* **INPUT ROWS**:
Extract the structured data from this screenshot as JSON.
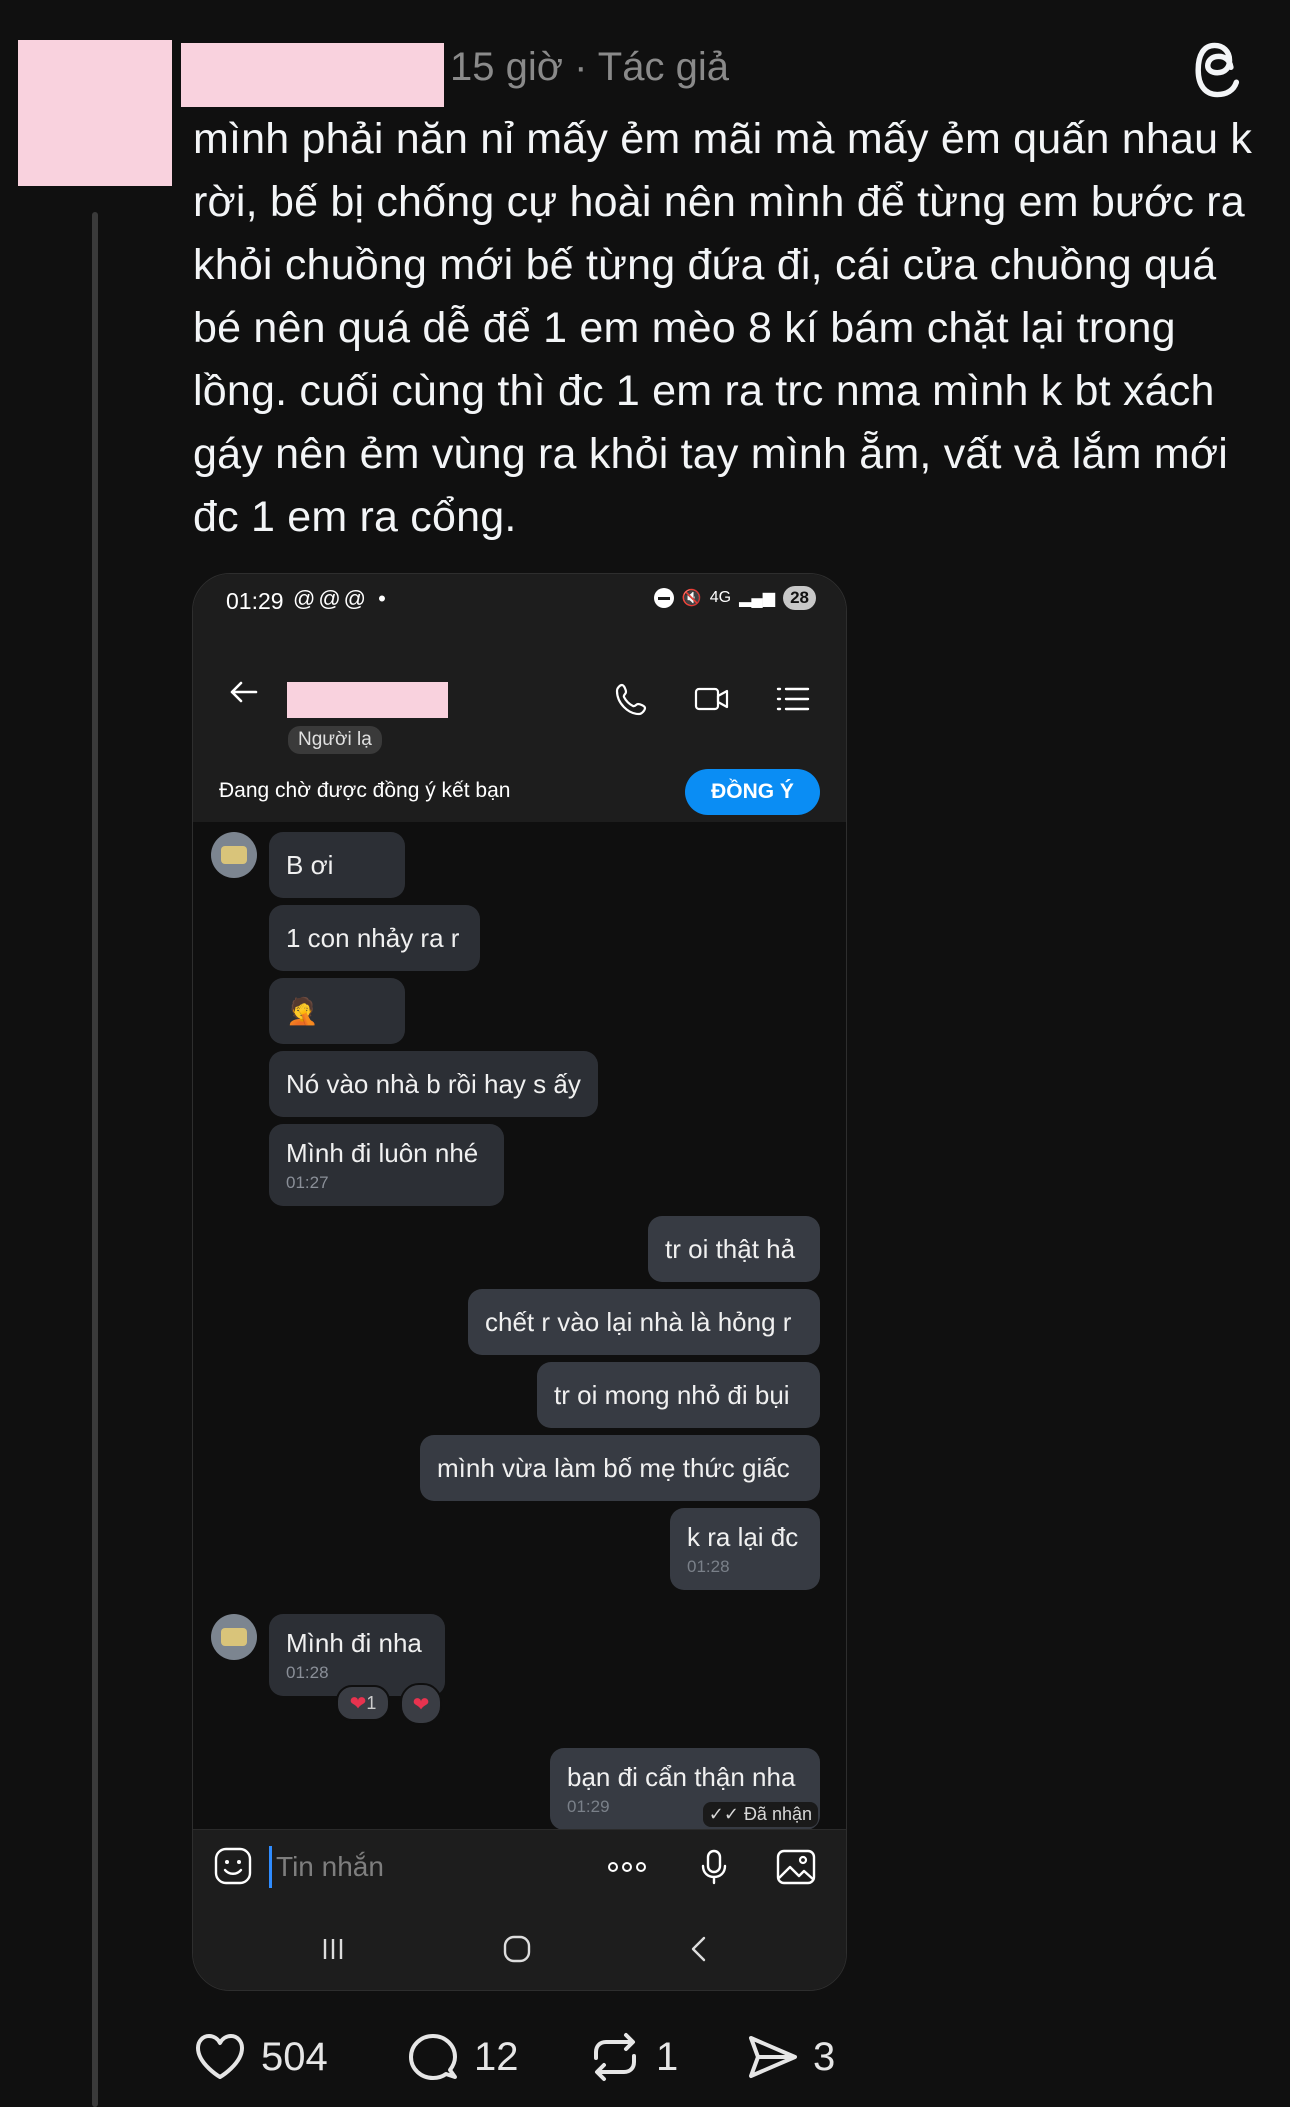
{
  "post": {
    "meta": "15 giờ · Tác giả",
    "text": "mình phải năn nỉ mấy ẻm mãi mà mấy ẻm quấn nhau k rời, bế bị chống cự hoài nên mình để từng em bước ra khỏi chuồng mới bế từng đứa đi, cái cửa chuồng quá bé nên quá dễ để 1 em mèo 8 kí bám chặt lại trong lồng. cuối cùng thì đc 1 em ra trc nma mình k bt xách gáy nên ẻm vùng ra khỏi tay mình ẵm, vất vả lắm mới đc 1 em ra cổng."
  },
  "phone": {
    "status": {
      "time": "01:29",
      "battery": "28",
      "network": "4G"
    },
    "header": {
      "stranger_label": "Người lạ"
    },
    "pending": {
      "text": "Đang chờ được đồng ý kết bạn",
      "accept_label": "ĐỒNG Ý"
    },
    "messages": [
      {
        "side": "in",
        "text": "B ơi",
        "time": ""
      },
      {
        "side": "in",
        "text": "1 con nhảy ra r",
        "time": ""
      },
      {
        "side": "in",
        "text": "🤦",
        "time": ""
      },
      {
        "side": "in",
        "text": "Nó vào nhà b rồi hay s ấy",
        "time": ""
      },
      {
        "side": "in",
        "text": "Mình đi luôn nhé",
        "time": "01:27"
      },
      {
        "side": "out",
        "text": "tr oi thật hả",
        "time": ""
      },
      {
        "side": "out",
        "text": "chết r vào lại nhà là hỏng r",
        "time": ""
      },
      {
        "side": "out",
        "text": "tr oi mong nhỏ đi bụi",
        "time": ""
      },
      {
        "side": "out",
        "text": "mình vừa làm bố mẹ thức giấc",
        "time": ""
      },
      {
        "side": "out",
        "text": "k ra lại đc",
        "time": "01:28"
      },
      {
        "side": "in",
        "text": "Mình đi nha",
        "time": "01:28"
      },
      {
        "side": "out",
        "text": "bạn đi cẩn thận nha",
        "time": "01:29"
      }
    ],
    "reaction_count": "1",
    "delivered": "Đã nhận",
    "composer": {
      "placeholder": "Tin nhắn"
    }
  },
  "actions": {
    "likes": "504",
    "comments": "12",
    "reposts": "1",
    "shares": "3"
  },
  "colors": {
    "accent": "#0a8df4",
    "heart": "#e8334f",
    "background": "#101010"
  }
}
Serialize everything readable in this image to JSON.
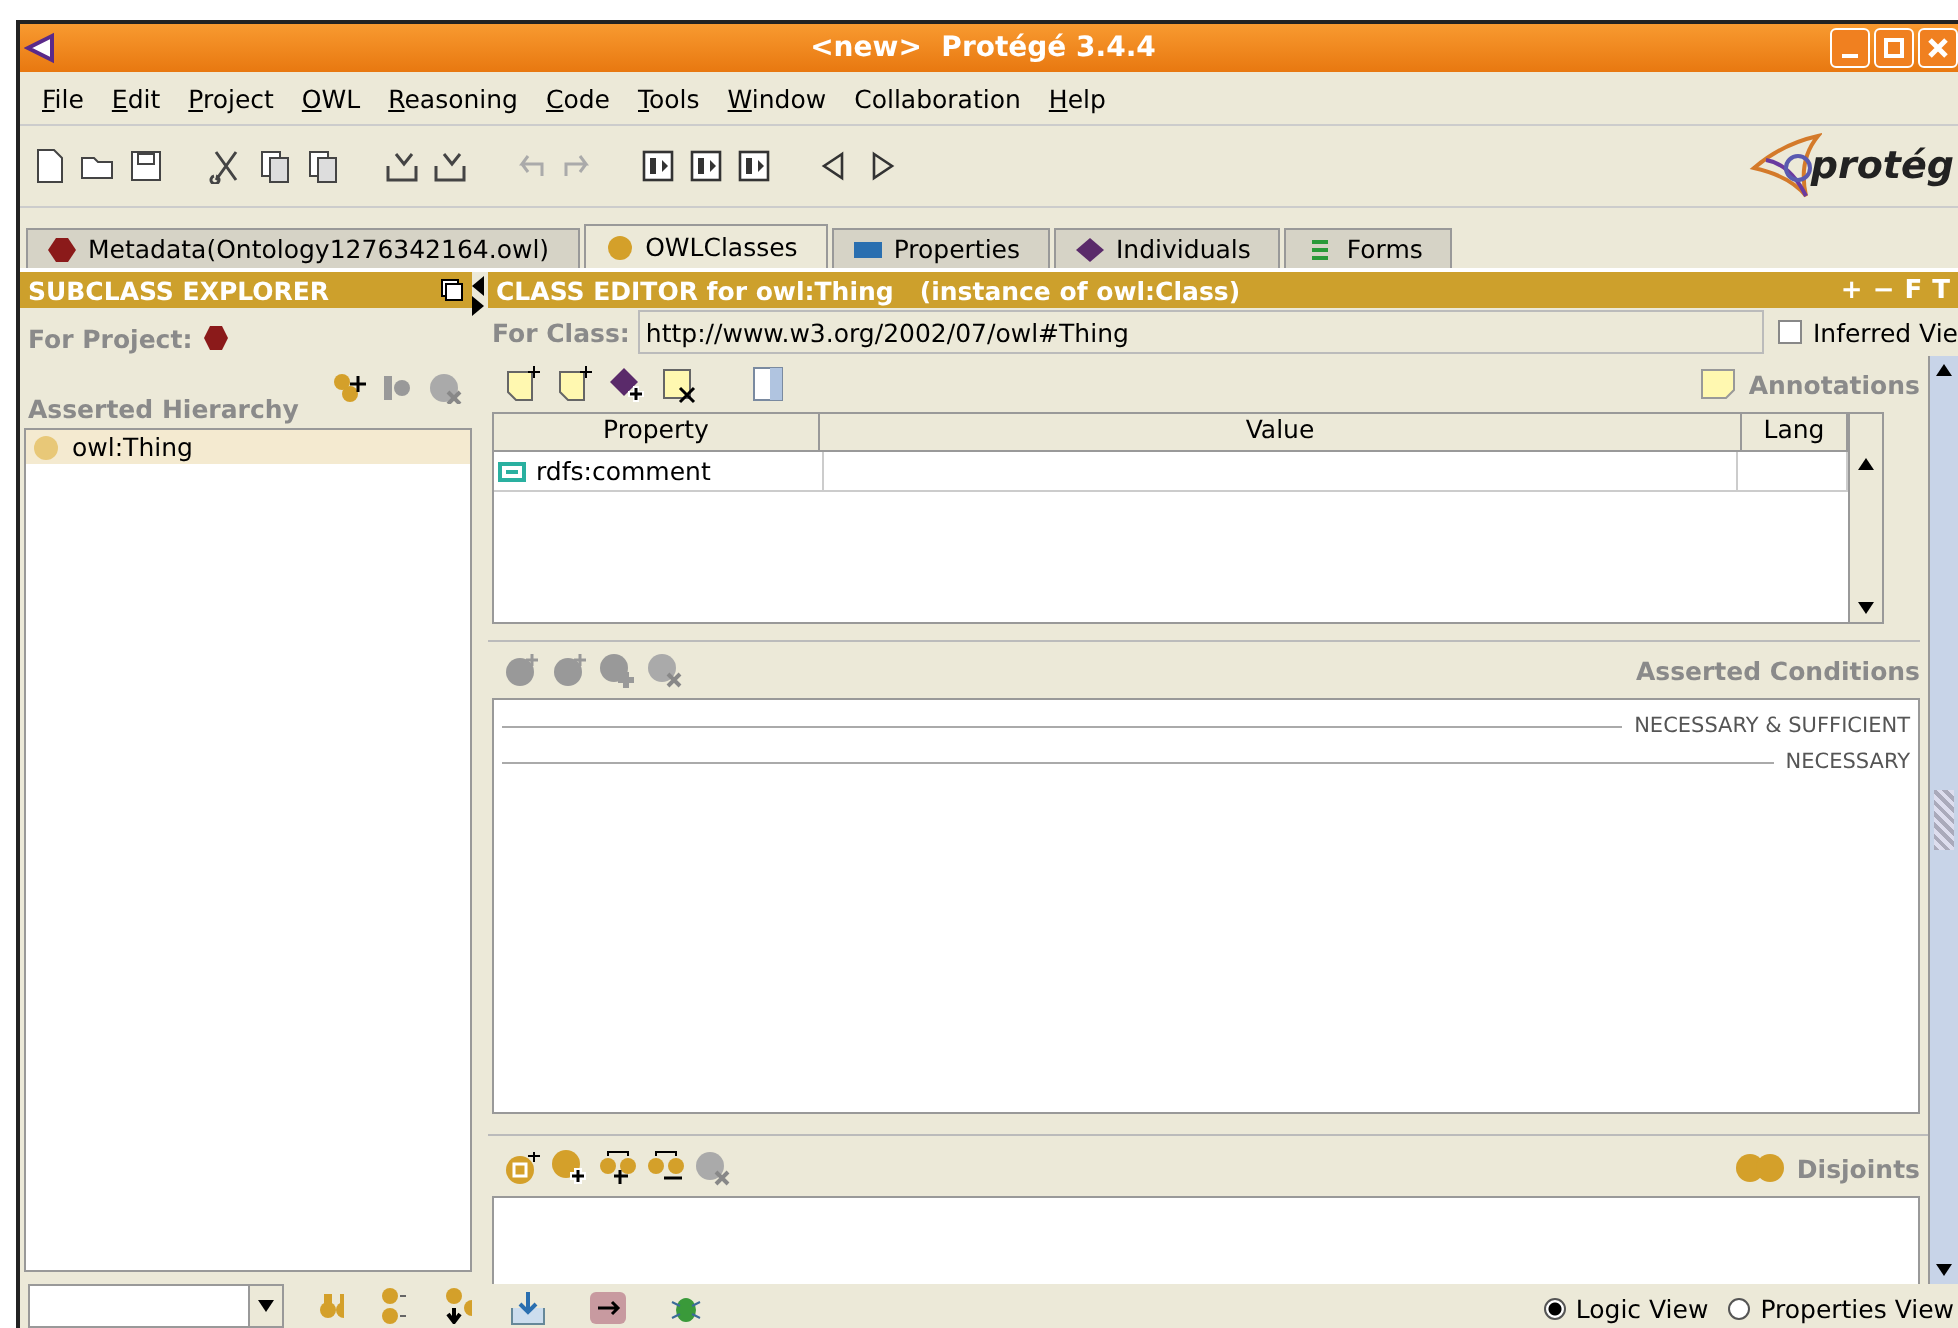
{
  "window": {
    "title": "<new>  Protégé 3.4.4"
  },
  "menu": [
    {
      "label": "File",
      "mnemonic": true
    },
    {
      "label": "Edit",
      "mnemonic": true
    },
    {
      "label": "Project",
      "mnemonic": true
    },
    {
      "label": "OWL",
      "mnemonic": true
    },
    {
      "label": "Reasoning",
      "mnemonic": true
    },
    {
      "label": "Code",
      "mnemonic": true
    },
    {
      "label": "Tools",
      "mnemonic": true
    },
    {
      "label": "Window",
      "mnemonic": true
    },
    {
      "label": "Collaboration",
      "mnemonic": false
    },
    {
      "label": "Help",
      "mnemonic": true
    }
  ],
  "logo": {
    "text": "protég"
  },
  "tabs": [
    {
      "label": "Metadata(Ontology1276342164.owl)",
      "kind": "metadata",
      "selected": false
    },
    {
      "label": "OWLClasses",
      "kind": "classes",
      "selected": true
    },
    {
      "label": "Properties",
      "kind": "properties",
      "selected": false
    },
    {
      "label": "Individuals",
      "kind": "individuals",
      "selected": false
    },
    {
      "label": "Forms",
      "kind": "forms",
      "selected": false
    }
  ],
  "subclass_explorer": {
    "title": "SUBCLASS EXPLORER",
    "for_project": "For Project:",
    "hierarchy_label": "Asserted Hierarchy",
    "tree": [
      {
        "label": "owl:Thing",
        "selected": true
      }
    ]
  },
  "class_editor": {
    "title": "CLASS EDITOR for owl:Thing   (instance of owl:Class)",
    "header_buttons": [
      "+",
      "−",
      "F",
      "T"
    ],
    "for_class_label": "For Class:",
    "for_class_value": "http://www.w3.org/2002/07/owl#Thing",
    "inferred_view": {
      "label": "Inferred Vie",
      "checked": false
    },
    "annotations_label": "Annotations",
    "columns": [
      "Property",
      "Value",
      "Lang"
    ],
    "rows": [
      {
        "property": "rdfs:comment"
      }
    ],
    "conditions_label": "Asserted Conditions",
    "condition_sections": [
      "NECESSARY & SUFFICIENT",
      "NECESSARY"
    ],
    "disjoints_label": "Disjoints"
  },
  "view_options": [
    {
      "label": "Logic View",
      "selected": true
    },
    {
      "label": "Properties View",
      "selected": false
    }
  ]
}
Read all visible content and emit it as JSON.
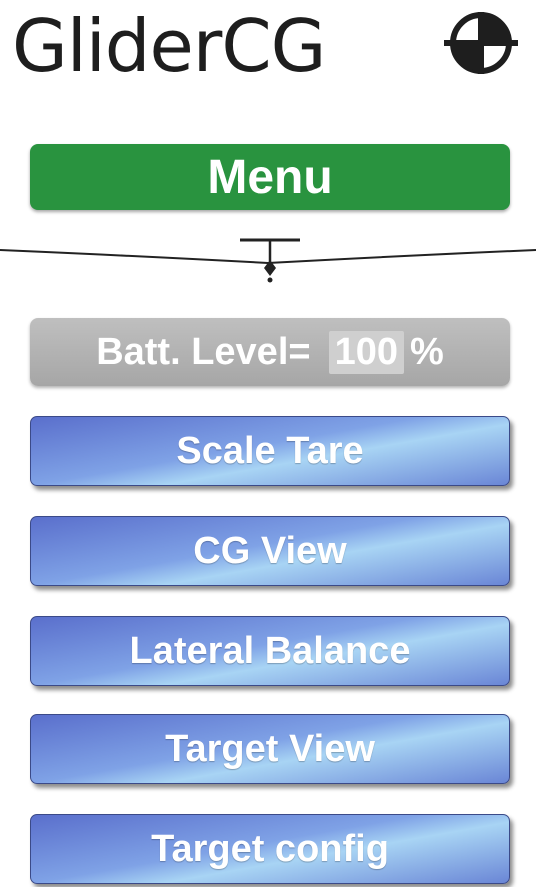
{
  "header": {
    "app_title": "GliderCG",
    "icon": "cg-symbol-icon"
  },
  "menu": {
    "title": "Menu"
  },
  "battery": {
    "label": "Batt. Level=",
    "value": "100",
    "unit": "%"
  },
  "buttons": [
    {
      "label": "Scale Tare"
    },
    {
      "label": "CG View"
    },
    {
      "label": "Lateral Balance"
    },
    {
      "label": "Target View"
    },
    {
      "label": "Target config"
    }
  ],
  "colors": {
    "menu_green": "#29933f",
    "button_blue": "#6a86d6",
    "battery_gray": "#a6a6a6"
  }
}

* **DIRECTION**: Lines holding the word "Asserted" in the entries above are the ones to pull out. Copy them all.

* **RESPONSE TO THE TASK**:
    "hierarchy_label": "Asserted Hierarchy",
    "conditions_label": "Asserted Conditions",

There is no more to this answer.